## EXERCISE DETAILS
Your task is to output the listing word for word, with pictures excluded.

## EXERCISE INPUT
....

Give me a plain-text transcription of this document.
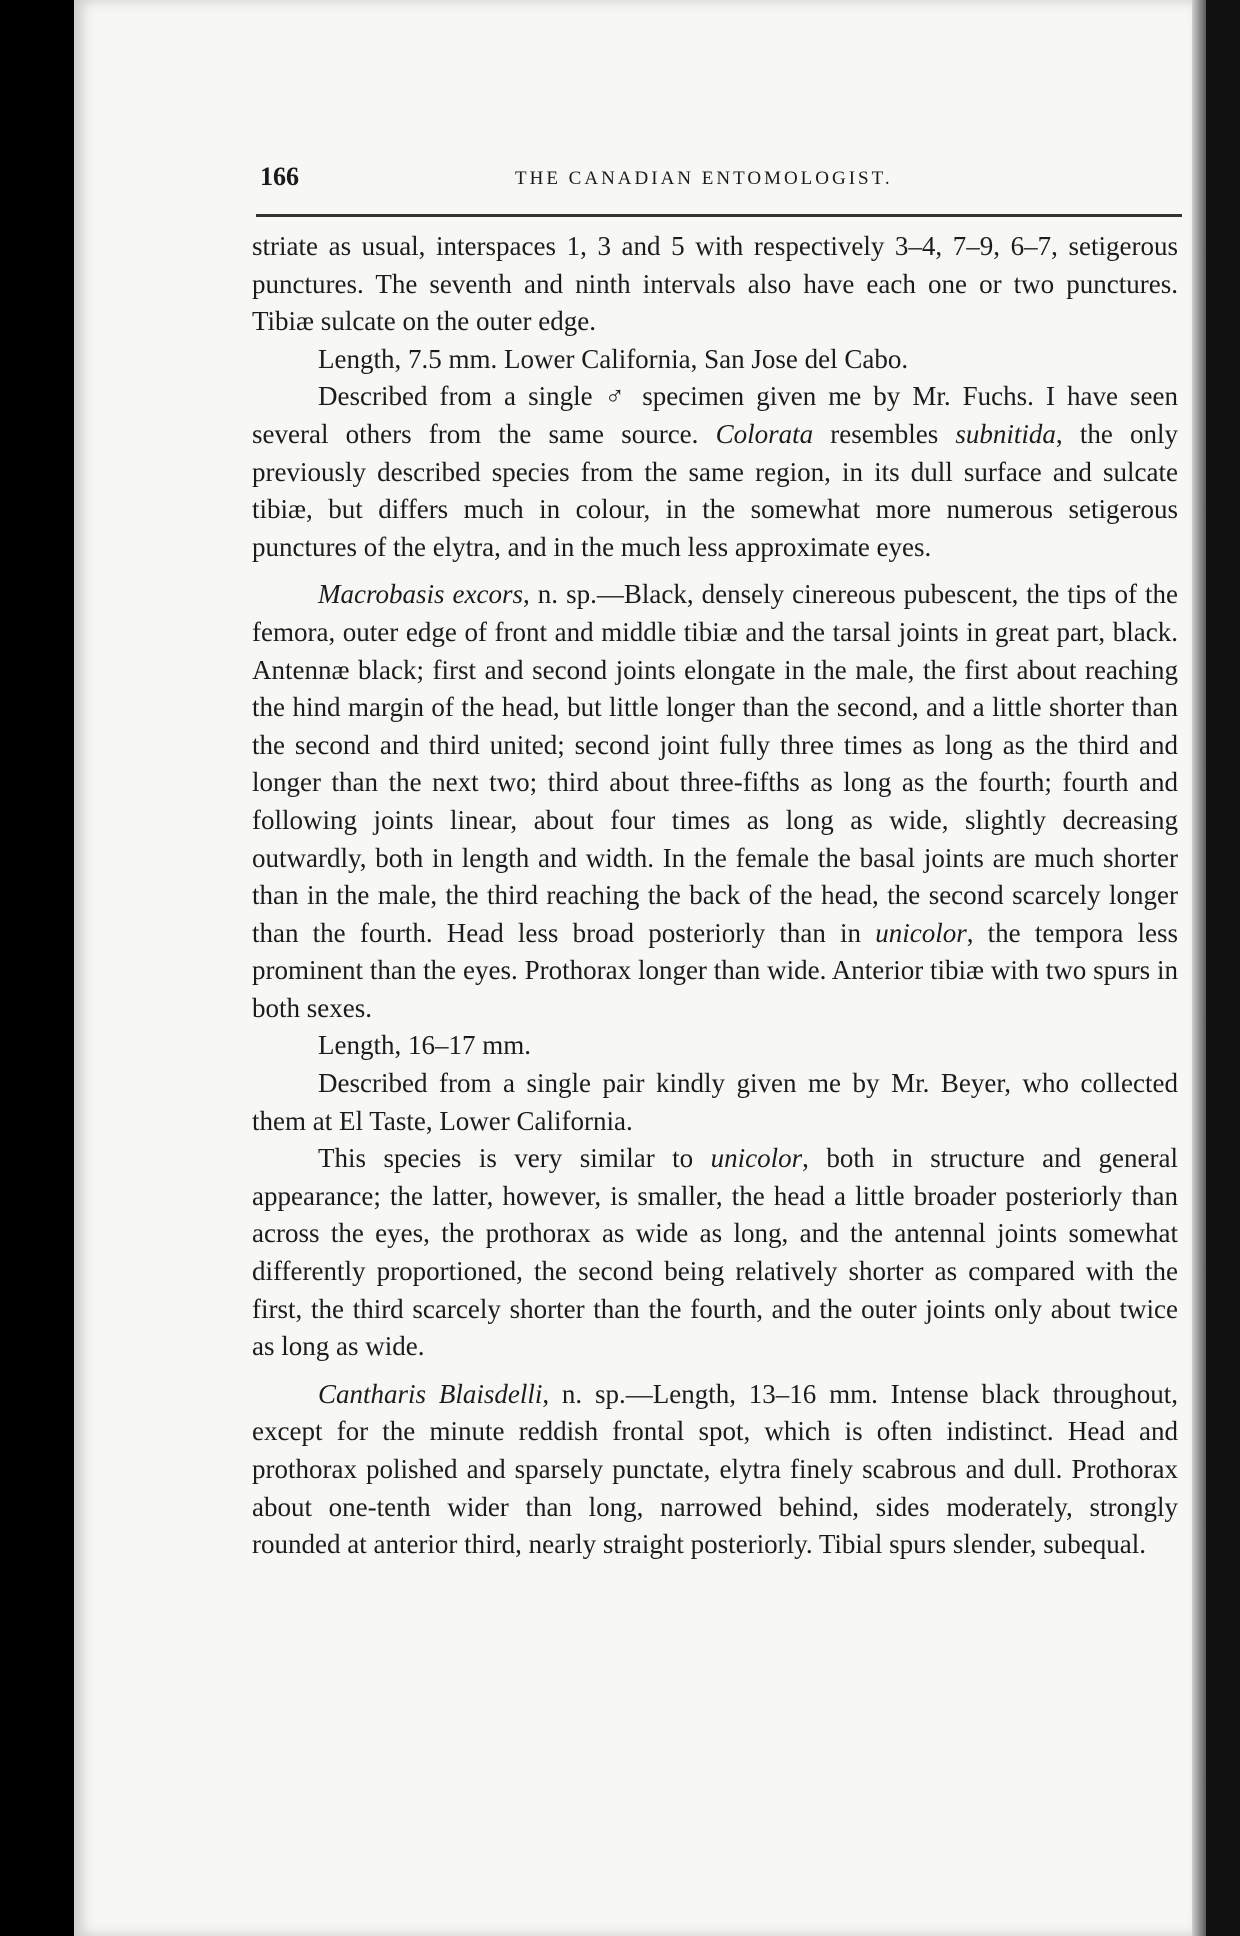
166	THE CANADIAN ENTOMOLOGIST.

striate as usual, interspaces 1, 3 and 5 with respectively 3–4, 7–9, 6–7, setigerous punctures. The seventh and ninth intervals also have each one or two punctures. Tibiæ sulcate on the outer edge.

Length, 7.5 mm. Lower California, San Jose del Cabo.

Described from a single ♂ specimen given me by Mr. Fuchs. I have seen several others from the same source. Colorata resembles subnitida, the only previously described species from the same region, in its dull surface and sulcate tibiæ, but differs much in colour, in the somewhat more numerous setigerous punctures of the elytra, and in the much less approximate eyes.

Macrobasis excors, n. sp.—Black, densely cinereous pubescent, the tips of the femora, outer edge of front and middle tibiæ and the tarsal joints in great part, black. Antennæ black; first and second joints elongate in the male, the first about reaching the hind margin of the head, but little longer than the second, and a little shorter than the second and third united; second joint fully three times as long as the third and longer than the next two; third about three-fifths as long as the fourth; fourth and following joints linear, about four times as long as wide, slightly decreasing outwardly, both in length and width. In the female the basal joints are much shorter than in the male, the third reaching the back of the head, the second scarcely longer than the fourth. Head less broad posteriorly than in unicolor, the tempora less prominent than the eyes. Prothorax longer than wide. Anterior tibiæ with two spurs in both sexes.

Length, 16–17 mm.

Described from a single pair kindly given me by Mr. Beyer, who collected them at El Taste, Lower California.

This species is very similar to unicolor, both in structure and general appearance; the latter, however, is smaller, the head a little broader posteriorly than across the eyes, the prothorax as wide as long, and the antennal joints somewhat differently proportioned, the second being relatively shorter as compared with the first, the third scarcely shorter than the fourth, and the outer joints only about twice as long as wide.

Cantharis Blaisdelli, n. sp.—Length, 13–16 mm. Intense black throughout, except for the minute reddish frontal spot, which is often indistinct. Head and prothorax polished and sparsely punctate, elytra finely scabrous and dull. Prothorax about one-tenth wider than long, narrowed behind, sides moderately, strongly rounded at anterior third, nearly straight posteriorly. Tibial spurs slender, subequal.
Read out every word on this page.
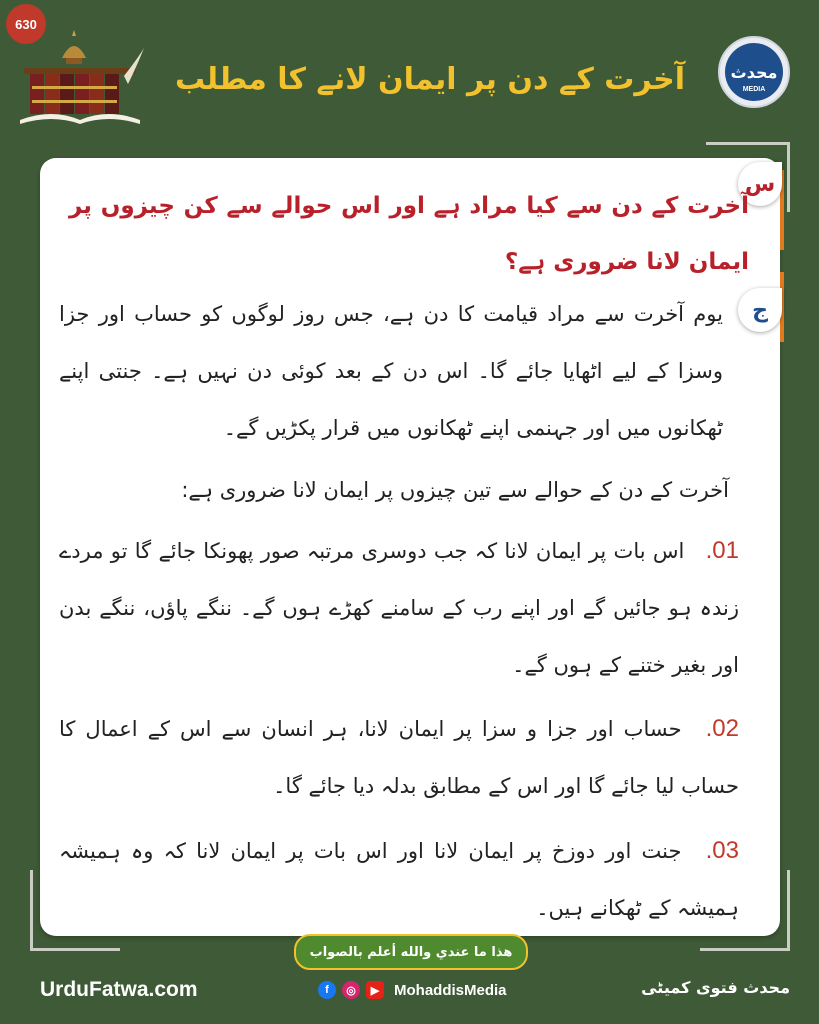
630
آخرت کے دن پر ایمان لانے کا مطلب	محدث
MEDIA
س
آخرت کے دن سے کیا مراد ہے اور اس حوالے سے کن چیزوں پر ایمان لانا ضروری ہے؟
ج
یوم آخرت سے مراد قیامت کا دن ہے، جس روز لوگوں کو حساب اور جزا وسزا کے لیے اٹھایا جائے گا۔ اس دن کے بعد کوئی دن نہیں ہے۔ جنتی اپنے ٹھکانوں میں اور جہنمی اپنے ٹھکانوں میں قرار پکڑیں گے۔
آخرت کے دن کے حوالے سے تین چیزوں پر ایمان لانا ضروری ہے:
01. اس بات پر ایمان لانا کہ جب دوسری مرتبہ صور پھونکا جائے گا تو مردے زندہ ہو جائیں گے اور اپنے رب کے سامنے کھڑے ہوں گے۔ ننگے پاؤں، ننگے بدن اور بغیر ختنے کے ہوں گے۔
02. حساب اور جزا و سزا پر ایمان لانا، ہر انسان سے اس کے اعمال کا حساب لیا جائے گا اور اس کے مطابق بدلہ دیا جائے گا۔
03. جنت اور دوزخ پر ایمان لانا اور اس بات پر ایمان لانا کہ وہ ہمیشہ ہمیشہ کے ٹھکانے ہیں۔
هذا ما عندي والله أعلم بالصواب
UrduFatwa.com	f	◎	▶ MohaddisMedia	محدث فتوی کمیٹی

....

## FINAL RESULT
Give me a plain-text transcription of this document.
166	THE CANADIAN ENTOMOLOGIST.

striate as usual, interspaces 1, 3 and 5 with respectively 3–4, 7–9, 6–7, setigerous punctures. The seventh and ninth intervals also have each one or two punctures. Tibiæ sulcate on the outer edge.

Length, 7.5 mm. Lower California, San Jose del Cabo.

Described from a single ♂ specimen given me by Mr. Fuchs. I have seen several others from the same source. Colorata resembles subnitida, the only previously described species from the same region, in its dull surface and sulcate tibiæ, but differs much in colour, in the somewhat more numerous setigerous punctures of the elytra, and in the much less approximate eyes.

Macrobasis excors, n. sp.—Black, densely cinereous pubescent, the tips of the femora, outer edge of front and middle tibiæ and the tarsal joints in great part, black. Antennæ black; first and second joints elongate in the male, the first about reaching the hind margin of the head, but little longer than the second, and a little shorter than the second and third united; second joint fully three times as long as the third and longer than the next two; third about three-fifths as long as the fourth; fourth and following joints linear, about four times as long as wide, slightly decreasing outwardly, both in length and width. In the female the basal joints are much shorter than in the male, the third reaching the back of the head, the second scarcely longer than the fourth. Head less broad posteriorly than in unicolor, the tempora less prominent than the eyes. Prothorax longer than wide. Anterior tibiæ with two spurs in both sexes.

Length, 16–17 mm.

Described from a single pair kindly given me by Mr. Beyer, who collected them at El Taste, Lower California.

This species is very similar to unicolor, both in structure and general appearance; the latter, however, is smaller, the head a little broader posteriorly than across the eyes, the prothorax as wide as long, and the antennal joints somewhat differently proportioned, the second being relatively shorter as compared with the first, the third scarcely shorter than the fourth, and the outer joints only about twice as long as wide.

Cantharis Blaisdelli, n. sp.—Length, 13–16 mm. Intense black throughout, except for the minute reddish frontal spot, which is often indistinct. Head and prothorax polished and sparsely punctate, elytra finely scabrous and dull. Prothorax about one-tenth wider than long, narrowed behind, sides moderately, strongly rounded at anterior third, nearly straight posteriorly. Tibial spurs slender, subequal.
Read out every word on this page.
630
آخرت کے دن پر ایمان لانے کا مطلب	محدث
MEDIA
س
آخرت کے دن سے کیا مراد ہے اور اس حوالے سے کن چیزوں پر ایمان لانا ضروری ہے؟
ج
یوم آخرت سے مراد قیامت کا دن ہے، جس روز لوگوں کو حساب اور جزا وسزا کے لیے اٹھایا جائے گا۔ اس دن کے بعد کوئی دن نہیں ہے۔ جنتی اپنے ٹھکانوں میں اور جہنمی اپنے ٹھکانوں میں قرار پکڑیں گے۔
آخرت کے دن کے حوالے سے تین چیزوں پر ایمان لانا ضروری ہے:
01. اس بات پر ایمان لانا کہ جب دوسری مرتبہ صور پھونکا جائے گا تو مردے زندہ ہو جائیں گے اور اپنے رب کے سامنے کھڑے ہوں گے۔ ننگے پاؤں، ننگے بدن اور بغیر ختنے کے ہوں گے۔
02. حساب اور جزا و سزا پر ایمان لانا، ہر انسان سے اس کے اعمال کا حساب لیا جائے گا اور اس کے مطابق بدلہ دیا جائے گا۔
03. جنت اور دوزخ پر ایمان لانا اور اس بات پر ایمان لانا کہ وہ ہمیشہ ہمیشہ کے ٹھکانے ہیں۔
هذا ما عندي والله أعلم بالصواب
UrduFatwa.com	f	◎	▶ MohaddisMedia	محدث فتوی کمیٹی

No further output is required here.